=== Data for this task ===
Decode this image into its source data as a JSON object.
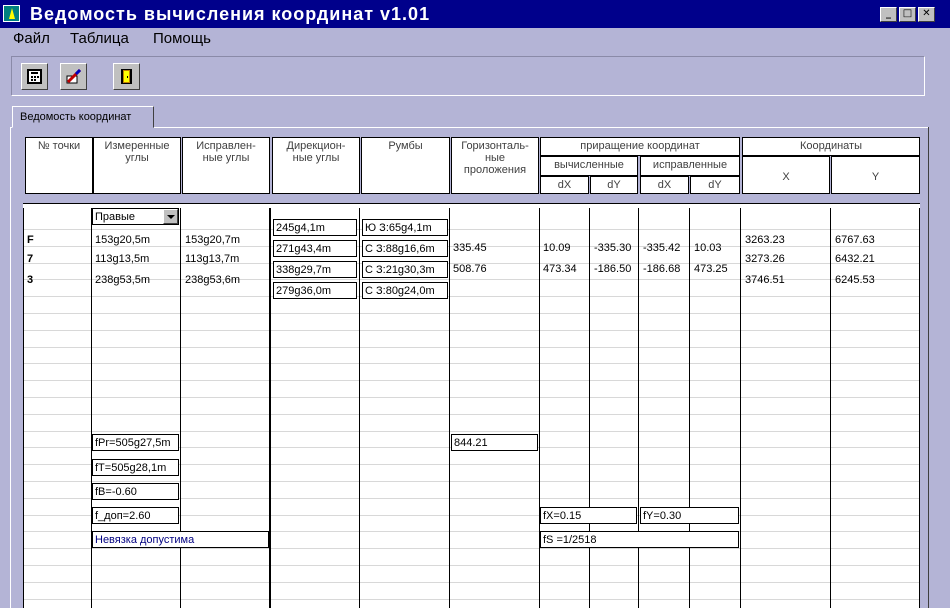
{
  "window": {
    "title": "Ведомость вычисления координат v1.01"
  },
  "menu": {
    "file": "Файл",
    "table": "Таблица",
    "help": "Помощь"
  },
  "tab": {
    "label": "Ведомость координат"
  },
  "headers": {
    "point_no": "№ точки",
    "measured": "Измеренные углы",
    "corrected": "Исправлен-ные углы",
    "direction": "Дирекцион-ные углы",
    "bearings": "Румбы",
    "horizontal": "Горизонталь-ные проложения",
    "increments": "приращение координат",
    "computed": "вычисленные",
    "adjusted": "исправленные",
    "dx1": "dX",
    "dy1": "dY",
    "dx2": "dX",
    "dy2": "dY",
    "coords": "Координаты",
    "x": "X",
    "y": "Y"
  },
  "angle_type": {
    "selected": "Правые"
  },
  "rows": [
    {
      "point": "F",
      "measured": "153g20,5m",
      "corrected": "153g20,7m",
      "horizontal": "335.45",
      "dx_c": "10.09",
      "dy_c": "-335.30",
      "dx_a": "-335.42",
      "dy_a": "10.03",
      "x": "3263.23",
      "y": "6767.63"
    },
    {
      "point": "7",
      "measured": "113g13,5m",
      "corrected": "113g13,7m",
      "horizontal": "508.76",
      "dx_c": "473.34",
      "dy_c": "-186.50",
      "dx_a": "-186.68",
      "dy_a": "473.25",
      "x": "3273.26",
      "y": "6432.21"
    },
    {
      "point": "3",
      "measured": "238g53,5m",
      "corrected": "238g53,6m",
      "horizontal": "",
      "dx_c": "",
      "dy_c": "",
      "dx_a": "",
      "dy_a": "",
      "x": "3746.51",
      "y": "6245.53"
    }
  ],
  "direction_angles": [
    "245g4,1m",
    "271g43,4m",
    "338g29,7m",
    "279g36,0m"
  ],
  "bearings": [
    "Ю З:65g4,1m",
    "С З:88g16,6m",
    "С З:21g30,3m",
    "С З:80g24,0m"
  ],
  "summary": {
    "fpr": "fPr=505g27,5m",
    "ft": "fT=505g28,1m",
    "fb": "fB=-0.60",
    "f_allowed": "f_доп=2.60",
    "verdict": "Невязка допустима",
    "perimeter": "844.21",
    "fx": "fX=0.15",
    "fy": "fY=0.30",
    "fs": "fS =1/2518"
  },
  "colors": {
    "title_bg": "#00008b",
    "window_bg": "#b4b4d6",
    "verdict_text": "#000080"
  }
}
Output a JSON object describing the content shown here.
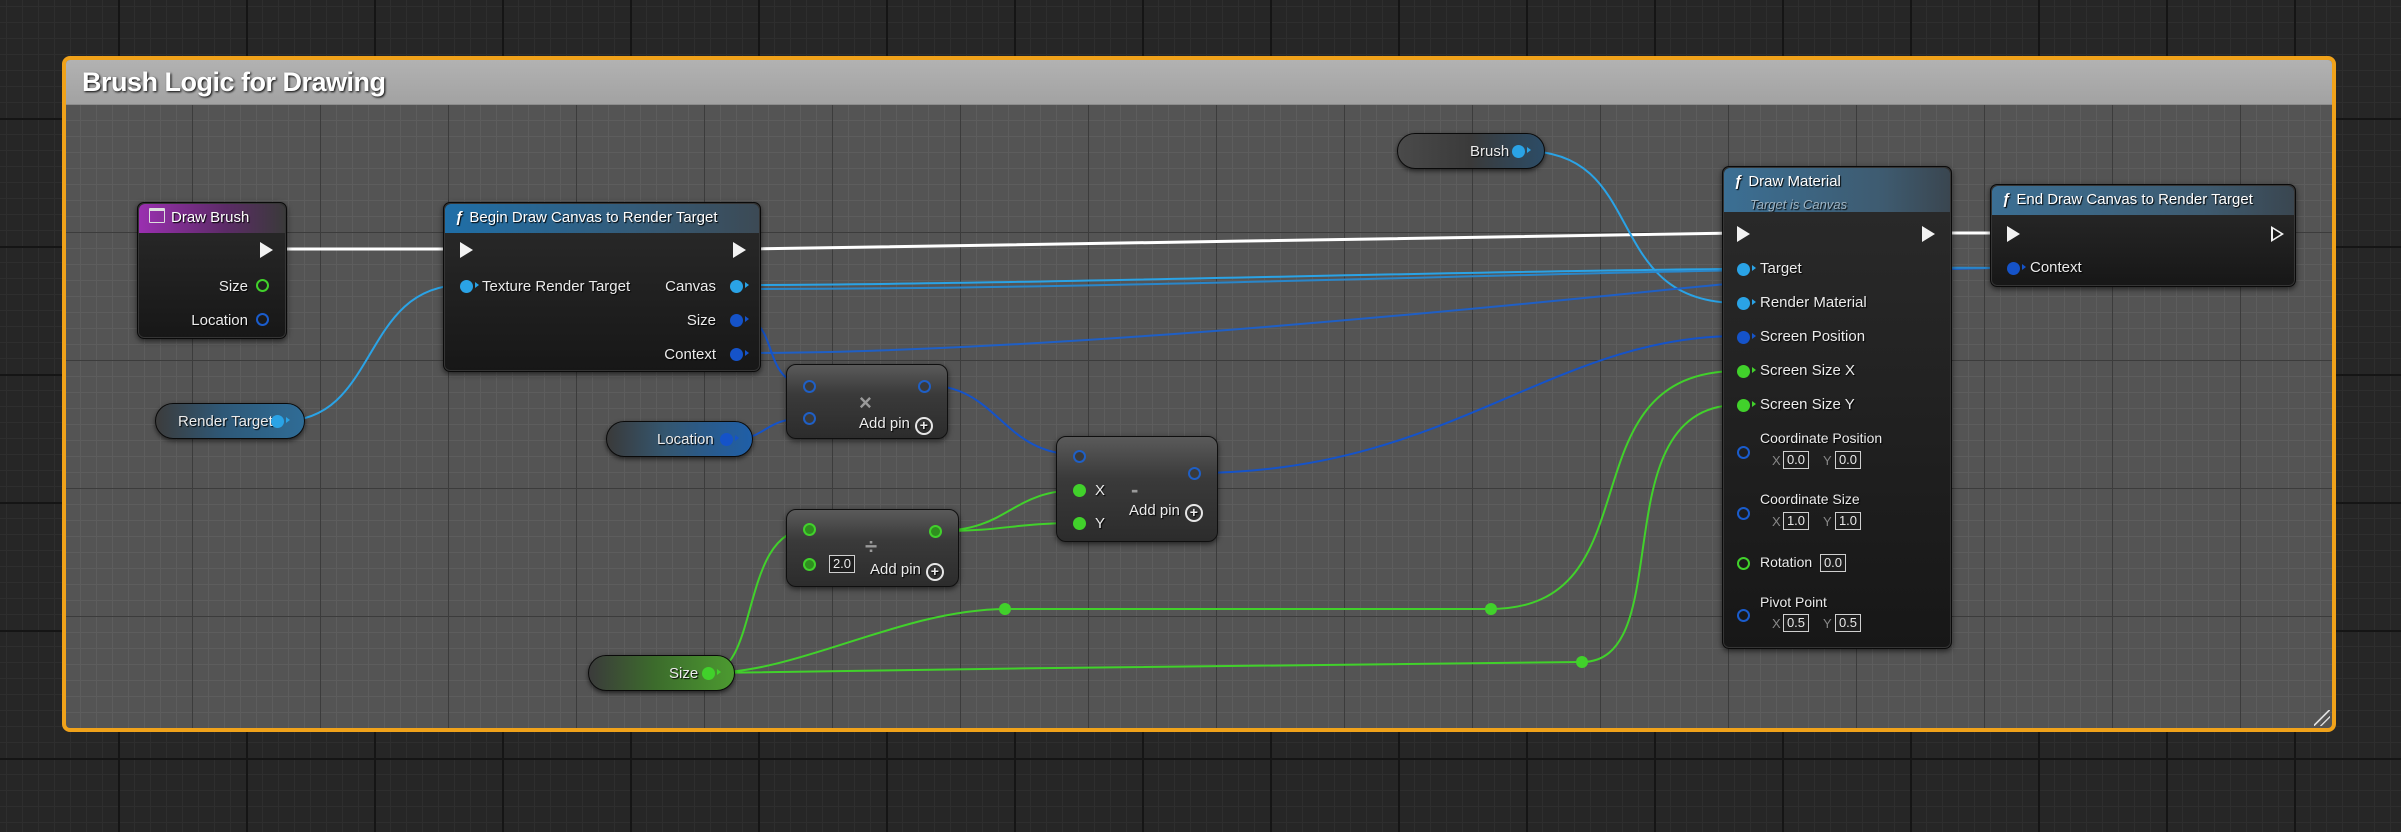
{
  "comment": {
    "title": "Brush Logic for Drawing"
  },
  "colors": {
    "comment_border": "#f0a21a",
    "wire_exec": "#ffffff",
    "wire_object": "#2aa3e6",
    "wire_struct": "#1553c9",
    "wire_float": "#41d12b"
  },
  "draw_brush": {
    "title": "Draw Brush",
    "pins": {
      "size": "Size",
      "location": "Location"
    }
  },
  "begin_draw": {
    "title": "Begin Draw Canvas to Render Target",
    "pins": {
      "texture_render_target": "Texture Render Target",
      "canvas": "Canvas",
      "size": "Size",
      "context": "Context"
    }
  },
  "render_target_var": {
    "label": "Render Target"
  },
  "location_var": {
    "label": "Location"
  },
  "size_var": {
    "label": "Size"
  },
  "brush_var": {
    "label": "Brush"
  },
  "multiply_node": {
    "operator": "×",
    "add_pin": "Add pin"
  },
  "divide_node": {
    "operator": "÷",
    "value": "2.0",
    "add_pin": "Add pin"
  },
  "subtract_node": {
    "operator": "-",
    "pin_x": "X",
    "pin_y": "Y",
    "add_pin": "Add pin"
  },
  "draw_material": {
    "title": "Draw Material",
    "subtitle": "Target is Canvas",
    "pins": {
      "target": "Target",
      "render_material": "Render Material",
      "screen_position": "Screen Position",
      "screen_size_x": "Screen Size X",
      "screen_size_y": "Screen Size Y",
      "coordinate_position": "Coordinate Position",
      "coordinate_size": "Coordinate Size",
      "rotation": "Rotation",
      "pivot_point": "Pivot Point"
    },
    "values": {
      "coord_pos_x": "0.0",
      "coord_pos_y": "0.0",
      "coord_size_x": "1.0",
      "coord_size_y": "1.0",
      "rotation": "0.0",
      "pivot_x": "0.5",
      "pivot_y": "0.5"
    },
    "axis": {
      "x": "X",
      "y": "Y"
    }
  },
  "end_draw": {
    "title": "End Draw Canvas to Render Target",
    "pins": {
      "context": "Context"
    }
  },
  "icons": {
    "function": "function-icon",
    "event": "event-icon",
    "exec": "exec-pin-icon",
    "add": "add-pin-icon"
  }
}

==

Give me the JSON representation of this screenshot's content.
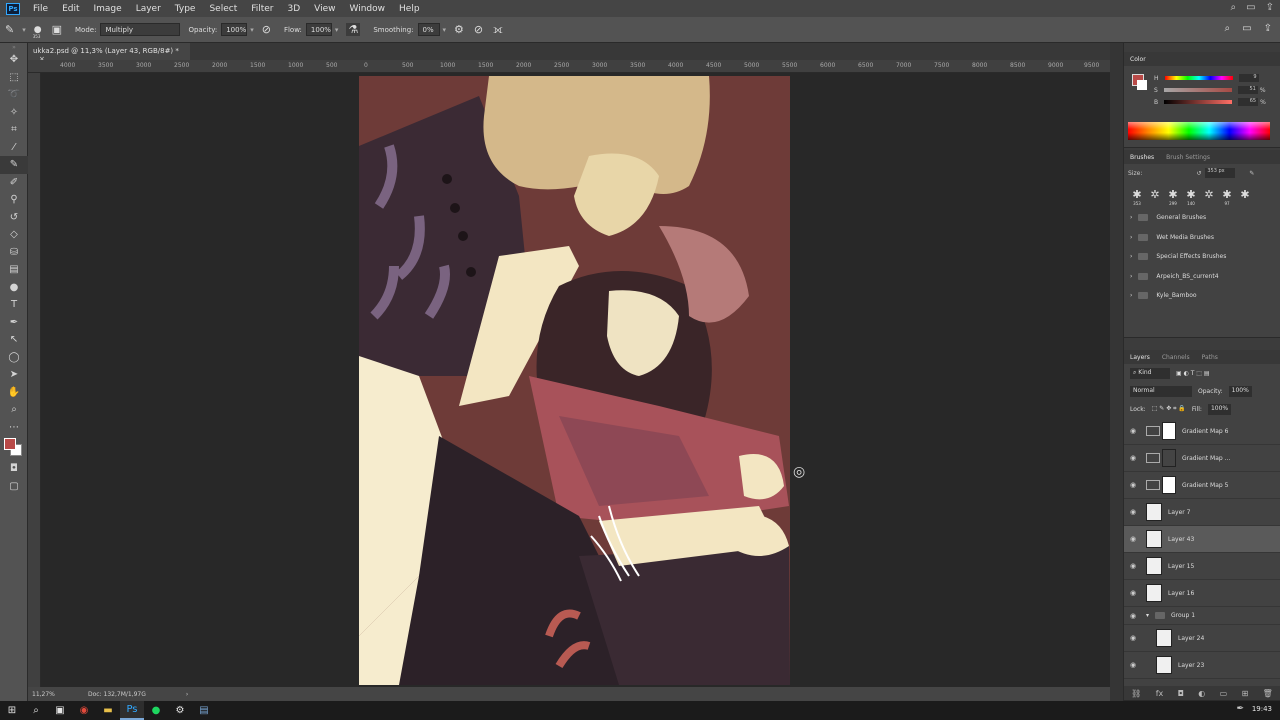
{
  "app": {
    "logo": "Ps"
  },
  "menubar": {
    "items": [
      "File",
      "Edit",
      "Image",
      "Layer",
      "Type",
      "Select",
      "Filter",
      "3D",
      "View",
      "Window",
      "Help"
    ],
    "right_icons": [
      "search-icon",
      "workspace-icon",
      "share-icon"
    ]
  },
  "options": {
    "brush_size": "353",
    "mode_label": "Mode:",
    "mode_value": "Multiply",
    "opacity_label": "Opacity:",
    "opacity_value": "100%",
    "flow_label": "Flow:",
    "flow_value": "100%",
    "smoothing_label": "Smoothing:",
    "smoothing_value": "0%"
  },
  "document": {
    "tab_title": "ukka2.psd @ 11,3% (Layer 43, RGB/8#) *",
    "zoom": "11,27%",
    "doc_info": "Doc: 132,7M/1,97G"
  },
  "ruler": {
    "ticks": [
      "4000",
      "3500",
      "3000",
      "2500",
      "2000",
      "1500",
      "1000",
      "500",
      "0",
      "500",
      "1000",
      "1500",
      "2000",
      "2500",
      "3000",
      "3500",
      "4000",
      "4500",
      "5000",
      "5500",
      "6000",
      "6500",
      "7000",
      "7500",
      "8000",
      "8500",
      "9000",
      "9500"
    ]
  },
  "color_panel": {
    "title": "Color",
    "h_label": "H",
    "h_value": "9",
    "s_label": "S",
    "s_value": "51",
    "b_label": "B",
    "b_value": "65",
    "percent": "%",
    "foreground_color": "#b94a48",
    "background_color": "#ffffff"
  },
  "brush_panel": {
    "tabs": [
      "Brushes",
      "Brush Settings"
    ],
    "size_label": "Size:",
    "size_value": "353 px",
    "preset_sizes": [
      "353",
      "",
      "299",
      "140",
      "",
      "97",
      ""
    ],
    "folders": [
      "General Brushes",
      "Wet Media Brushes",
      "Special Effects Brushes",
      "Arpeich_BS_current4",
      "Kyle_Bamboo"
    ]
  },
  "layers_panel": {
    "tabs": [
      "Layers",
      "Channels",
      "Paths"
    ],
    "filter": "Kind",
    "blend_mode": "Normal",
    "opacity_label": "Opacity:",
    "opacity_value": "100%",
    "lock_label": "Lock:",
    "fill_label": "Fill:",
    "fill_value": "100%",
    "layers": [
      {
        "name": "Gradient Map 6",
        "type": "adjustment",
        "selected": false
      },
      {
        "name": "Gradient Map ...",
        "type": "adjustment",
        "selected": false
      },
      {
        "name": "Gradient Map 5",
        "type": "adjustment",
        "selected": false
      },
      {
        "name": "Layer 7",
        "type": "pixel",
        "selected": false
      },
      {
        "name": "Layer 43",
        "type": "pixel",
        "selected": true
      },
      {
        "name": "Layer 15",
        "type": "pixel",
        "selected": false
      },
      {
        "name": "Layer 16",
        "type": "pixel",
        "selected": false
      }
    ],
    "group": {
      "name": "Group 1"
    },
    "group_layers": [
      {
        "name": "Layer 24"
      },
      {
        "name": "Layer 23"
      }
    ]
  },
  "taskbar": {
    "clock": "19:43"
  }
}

=== Problem requirements ===
Pick out every line holding the string "Coordinate" and return it.

=== Task result ===
      "coordinate_position": "Coordinate Position",
      "coordinate_size": "Coordinate Size",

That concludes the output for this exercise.